— TASK DESCRIPTION —
Return all entries word for word, but drop any images.

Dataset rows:
....
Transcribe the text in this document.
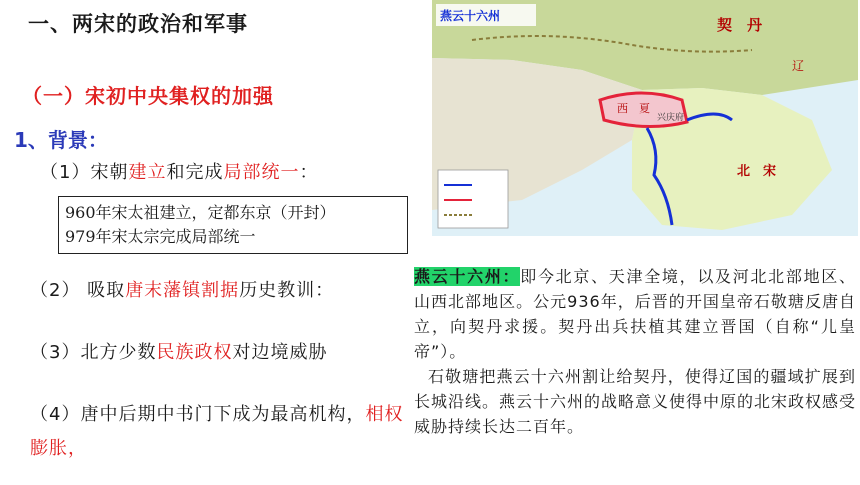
一、两宋的政治和军事
（一）宋初中央集权的加强
1、背景：
（1）宋朝建立和完成局部统一：
960年宋太祖建立，定都东京（开封）
979年宋太宗完成局部统一
（2） 吸取唐末藩镇割据历史教训：
（3）北方少数民族政权对边境威胁
（4）唐中后期中书门下成为最高机构，相权膨胀，
燕云十六州	契　丹
西　夏
北　宋
辽
兴庆府
燕云十六州：即今北京、天津全境，以及河北北部地区、山西北部地区。公元936年，后晋的开国皇帝石敬瑭反唐自立，向契丹求援。契丹出兵扶植其建立晋国（自称“儿皇帝”）。
石敬瑭把燕云十六州割让给契丹，使得辽国的疆域扩展到长城沿线。燕云十六州的战略意义使得中原的北宋政权感受威胁持续长达二百年。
....
— TASK RESULT —
Transcribe the text in this document.
一、两宋的政治和军事
（一）宋初中央集权的加强
1、背景：
（1）宋朝建立和完成局部统一：
960年宋太祖建立，定都东京（开封）
979年宋太宗完成局部统一
（2） 吸取唐末藩镇割据历史教训：
（3）北方少数民族政权对边境威胁
（4）唐中后期中书门下成为最高机构，相权膨胀，
燕云十六州	契　丹
西　夏
北　宋
辽
兴庆府
燕云十六州：即今北京、天津全境，以及河北北部地区、山西北部地区。公元936年，后晋的开国皇帝石敬瑭反唐自立，向契丹求援。契丹出兵扶植其建立晋国（自称“儿皇帝”）。
石敬瑭把燕云十六州割让给契丹，使得辽国的疆域扩展到长城沿线。燕云十六州的战略意义使得中原的北宋政权感受威胁持续长达二百年。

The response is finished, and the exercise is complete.